Your objective:
Retype every one of the lines below word for word, leaving nothing out.

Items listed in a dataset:
## BEGIN
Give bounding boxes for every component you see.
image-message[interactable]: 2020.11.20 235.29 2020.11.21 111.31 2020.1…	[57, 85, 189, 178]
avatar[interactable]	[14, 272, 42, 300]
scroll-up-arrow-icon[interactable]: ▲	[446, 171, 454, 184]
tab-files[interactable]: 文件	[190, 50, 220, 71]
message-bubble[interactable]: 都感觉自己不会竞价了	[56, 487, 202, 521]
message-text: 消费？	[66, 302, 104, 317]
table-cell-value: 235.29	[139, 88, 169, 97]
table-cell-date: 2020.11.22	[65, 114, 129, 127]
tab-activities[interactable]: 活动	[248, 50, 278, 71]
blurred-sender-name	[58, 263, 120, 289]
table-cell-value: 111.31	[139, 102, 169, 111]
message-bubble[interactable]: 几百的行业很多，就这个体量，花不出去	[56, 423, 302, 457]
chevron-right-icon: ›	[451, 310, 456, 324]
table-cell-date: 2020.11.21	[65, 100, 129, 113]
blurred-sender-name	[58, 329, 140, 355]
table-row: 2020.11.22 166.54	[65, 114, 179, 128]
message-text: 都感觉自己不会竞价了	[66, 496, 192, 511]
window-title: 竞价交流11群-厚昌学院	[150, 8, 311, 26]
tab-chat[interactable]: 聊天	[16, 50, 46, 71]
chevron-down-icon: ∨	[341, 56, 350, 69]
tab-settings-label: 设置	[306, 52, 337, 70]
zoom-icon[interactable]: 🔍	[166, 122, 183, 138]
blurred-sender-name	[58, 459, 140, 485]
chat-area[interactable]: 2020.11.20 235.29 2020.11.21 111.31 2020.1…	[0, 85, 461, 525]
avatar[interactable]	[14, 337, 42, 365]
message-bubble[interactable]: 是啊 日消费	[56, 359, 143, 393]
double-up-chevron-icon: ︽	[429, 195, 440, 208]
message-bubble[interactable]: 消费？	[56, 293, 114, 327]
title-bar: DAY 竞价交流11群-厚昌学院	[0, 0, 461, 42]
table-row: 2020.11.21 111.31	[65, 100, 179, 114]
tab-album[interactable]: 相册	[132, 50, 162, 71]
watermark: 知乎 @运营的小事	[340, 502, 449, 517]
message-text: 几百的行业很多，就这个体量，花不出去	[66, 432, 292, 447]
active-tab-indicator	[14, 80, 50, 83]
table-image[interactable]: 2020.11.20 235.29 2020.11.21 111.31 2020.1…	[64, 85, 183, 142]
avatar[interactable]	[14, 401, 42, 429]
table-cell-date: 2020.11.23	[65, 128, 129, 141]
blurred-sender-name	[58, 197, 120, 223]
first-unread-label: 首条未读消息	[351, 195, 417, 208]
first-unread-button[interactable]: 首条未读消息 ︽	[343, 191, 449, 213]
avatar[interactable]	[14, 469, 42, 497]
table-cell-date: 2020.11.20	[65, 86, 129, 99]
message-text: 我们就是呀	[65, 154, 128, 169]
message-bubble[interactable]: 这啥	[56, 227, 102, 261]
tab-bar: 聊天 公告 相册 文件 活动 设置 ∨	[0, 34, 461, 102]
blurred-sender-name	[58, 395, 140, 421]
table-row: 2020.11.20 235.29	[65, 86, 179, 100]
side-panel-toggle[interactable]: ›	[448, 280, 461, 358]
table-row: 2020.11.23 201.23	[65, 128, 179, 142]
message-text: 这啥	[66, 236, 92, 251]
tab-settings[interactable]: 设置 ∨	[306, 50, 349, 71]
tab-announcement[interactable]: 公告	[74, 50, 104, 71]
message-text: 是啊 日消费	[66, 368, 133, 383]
## END
Task answer:
Give bounding boxes for every component you see.
image-message[interactable]: 2020.11.20 235.29 2020.11.21 111.31 2020.1…	[57, 85, 189, 178]
avatar[interactable]	[14, 272, 42, 300]
scroll-up-arrow-icon[interactable]: ▲	[446, 171, 454, 184]
tab-files[interactable]: 文件	[190, 50, 220, 71]
message-bubble[interactable]: 都感觉自己不会竞价了	[56, 487, 202, 521]
message-text: 消费？	[66, 302, 104, 317]
table-cell-value: 235.29	[139, 88, 169, 97]
table-cell-date: 2020.11.22	[65, 114, 129, 127]
tab-activities[interactable]: 活动	[248, 50, 278, 71]
blurred-sender-name	[58, 263, 120, 289]
table-cell-value: 111.31	[139, 102, 169, 111]
message-bubble[interactable]: 几百的行业很多，就这个体量，花不出去	[56, 423, 302, 457]
chevron-right-icon: ›	[451, 310, 456, 324]
table-cell-date: 2020.11.21	[65, 100, 129, 113]
blurred-sender-name	[58, 329, 140, 355]
table-row: 2020.11.22 166.54	[65, 114, 179, 128]
message-text: 都感觉自己不会竞价了	[66, 496, 192, 511]
window-title: 竞价交流11群-厚昌学院	[150, 8, 311, 26]
tab-chat[interactable]: 聊天	[16, 50, 46, 71]
chevron-down-icon: ∨	[341, 56, 350, 69]
tab-settings-label: 设置	[306, 52, 337, 70]
zoom-icon[interactable]: 🔍	[166, 122, 183, 138]
blurred-sender-name	[58, 459, 140, 485]
chat-area[interactable]: 2020.11.20 235.29 2020.11.21 111.31 2020.1…	[0, 85, 461, 525]
avatar[interactable]	[14, 337, 42, 365]
message-bubble[interactable]: 是啊 日消费	[56, 359, 143, 393]
double-up-chevron-icon: ︽	[429, 195, 440, 208]
message-bubble[interactable]: 消费？	[56, 293, 114, 327]
title-bar: DAY 竞价交流11群-厚昌学院	[0, 0, 461, 42]
table-row: 2020.11.21 111.31	[65, 100, 179, 114]
tab-album[interactable]: 相册	[132, 50, 162, 71]
watermark: 知乎 @运营的小事	[340, 502, 449, 517]
message-text: 几百的行业很多，就这个体量，花不出去	[66, 432, 292, 447]
active-tab-indicator	[14, 80, 50, 83]
table-image[interactable]: 2020.11.20 235.29 2020.11.21 111.31 2020.1…	[64, 85, 183, 142]
avatar[interactable]	[14, 401, 42, 429]
table-cell-date: 2020.11.23	[65, 128, 129, 141]
blurred-sender-name	[58, 197, 120, 223]
first-unread-label: 首条未读消息	[351, 195, 417, 208]
first-unread-button[interactable]: 首条未读消息 ︽	[343, 191, 449, 213]
avatar[interactable]	[14, 469, 42, 497]
table-cell-date: 2020.11.20	[65, 86, 129, 99]
message-text: 我们就是呀	[65, 154, 128, 169]
message-bubble[interactable]: 这啥	[56, 227, 102, 261]
tab-bar: 聊天 公告 相册 文件 活动 设置 ∨	[0, 34, 461, 102]
blurred-sender-name	[58, 395, 140, 421]
table-row: 2020.11.20 235.29	[65, 86, 179, 100]
side-panel-toggle[interactable]: ›	[448, 280, 461, 358]
table-row: 2020.11.23 201.23	[65, 128, 179, 142]
message-text: 这啥	[66, 236, 92, 251]
tab-settings[interactable]: 设置 ∨	[306, 50, 349, 71]
tab-announcement[interactable]: 公告	[74, 50, 104, 71]
message-text: 是啊 日消费	[66, 368, 133, 383]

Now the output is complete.